## OBJECTIVE
Copy out the records precisely, omitting pictures.

## EXERCISE INPUTS
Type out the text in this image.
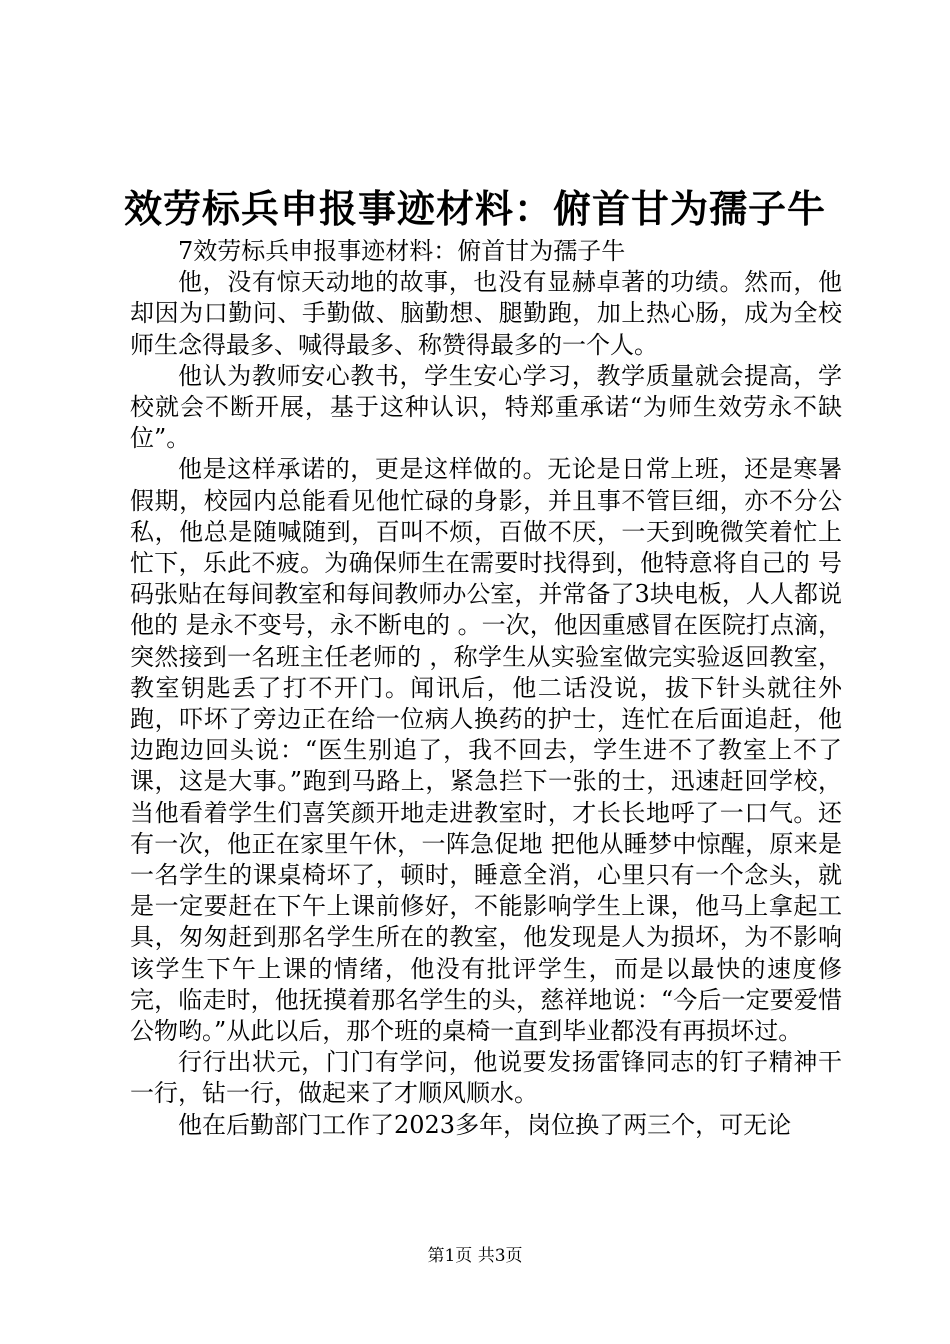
效劳标兵申报事迹材料：俯首甘为孺子牛

7效劳标兵申报事迹材料：俯首甘为孺子牛

他，没有惊天动地的故事，也没有显赫卓著的功绩。然而，他却因为口勤问、手勤做、脑勤想、腿勤跑，加上热心肠，成为全校师生念得最多、喊得最多、称赞得最多的一个人。

他认为教师安心教书，学生安心学习，教学质量就会提高，学校就会不断开展，基于这种认识，特郑重承诺“为师生效劳永不缺位”。

他是这样承诺的，更是这样做的。无论是日常上班，还是寒暑假期，校园内总能看见他忙碌的身影，并且事不管巨细，亦不分公私，他总是随喊随到，百叫不烦，百做不厌，一天到晚微笑着忙上忙下，乐此不疲。为确保师生在需要时找得到，他特意将自己的 号码张贴在每间教室和每间教师办公室，并常备了3块电板，人人都说他的 是永不变号，永不断电的 。一次，他因重感冒在医院打点滴，突然接到一名班主任老师的 ，称学生从实验室做完实验返回教室，教室钥匙丢了打不开门。闻讯后，他二话没说，拔下针头就往外跑，吓坏了旁边正在给一位病人换药的护士，连忙在后面追赶，他边跑边回头说：“医生别追了，我不回去，学生进不了教室上不了课，这是大事。”跑到马路上，紧急拦下一张的士，迅速赶回学校，当他看着学生们喜笑颜开地走进教室时，才长长地呼了一口气。还有一次，他正在家里午休，一阵急促地 把他从睡梦中惊醒，原来是一名学生的课桌椅坏了，顿时，睡意全消，心里只有一个念头，就是一定要赶在下午上课前修好，不能影响学生上课，他马上拿起工具，匆匆赶到那名学生所在的教室，他发现是人为损坏，为不影响该学生下午上课的情绪，他没有批评学生，而是以最快的速度修完，临走时，他抚摸着那名学生的头，慈祥地说：“今后一定要爱惜公物哟。”从此以后，那个班的桌椅一直到毕业都没有再损坏过。

行行出状元，门门有学问，他说要发扬雷锋同志的钉子精神干一行，钻一行，做起来了才顺风顺水。

他在后勤部门工作了2023多年，岗位换了两三个，可无论

第1页 共3页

## RESPONSE
Type out the text in this image.
效劳标兵申报事迹材料：俯首甘为孺子牛

7效劳标兵申报事迹材料：俯首甘为孺子牛

他，没有惊天动地的故事，也没有显赫卓著的功绩。然而，他却因为口勤问、手勤做、脑勤想、腿勤跑，加上热心肠，成为全校师生念得最多、喊得最多、称赞得最多的一个人。

他认为教师安心教书，学生安心学习，教学质量就会提高，学校就会不断开展，基于这种认识，特郑重承诺“为师生效劳永不缺位”。

他是这样承诺的，更是这样做的。无论是日常上班，还是寒暑假期，校园内总能看见他忙碌的身影，并且事不管巨细，亦不分公私，他总是随喊随到，百叫不烦，百做不厌，一天到晚微笑着忙上忙下，乐此不疲。为确保师生在需要时找得到，他特意将自己的 号码张贴在每间教室和每间教师办公室，并常备了3块电板，人人都说他的 是永不变号，永不断电的 。一次，他因重感冒在医院打点滴，突然接到一名班主任老师的 ，称学生从实验室做完实验返回教室，教室钥匙丢了打不开门。闻讯后，他二话没说，拔下针头就往外跑，吓坏了旁边正在给一位病人换药的护士，连忙在后面追赶，他边跑边回头说：“医生别追了，我不回去，学生进不了教室上不了课，这是大事。”跑到马路上，紧急拦下一张的士，迅速赶回学校，当他看着学生们喜笑颜开地走进教室时，才长长地呼了一口气。还有一次，他正在家里午休，一阵急促地 把他从睡梦中惊醒，原来是一名学生的课桌椅坏了，顿时，睡意全消，心里只有一个念头，就是一定要赶在下午上课前修好，不能影响学生上课，他马上拿起工具，匆匆赶到那名学生所在的教室，他发现是人为损坏，为不影响该学生下午上课的情绪，他没有批评学生，而是以最快的速度修完，临走时，他抚摸着那名学生的头，慈祥地说：“今后一定要爱惜公物哟。”从此以后，那个班的桌椅一直到毕业都没有再损坏过。

行行出状元，门门有学问，他说要发扬雷锋同志的钉子精神干一行，钻一行，做起来了才顺风顺水。

他在后勤部门工作了2023多年，岗位换了两三个，可无论

第1页 共3页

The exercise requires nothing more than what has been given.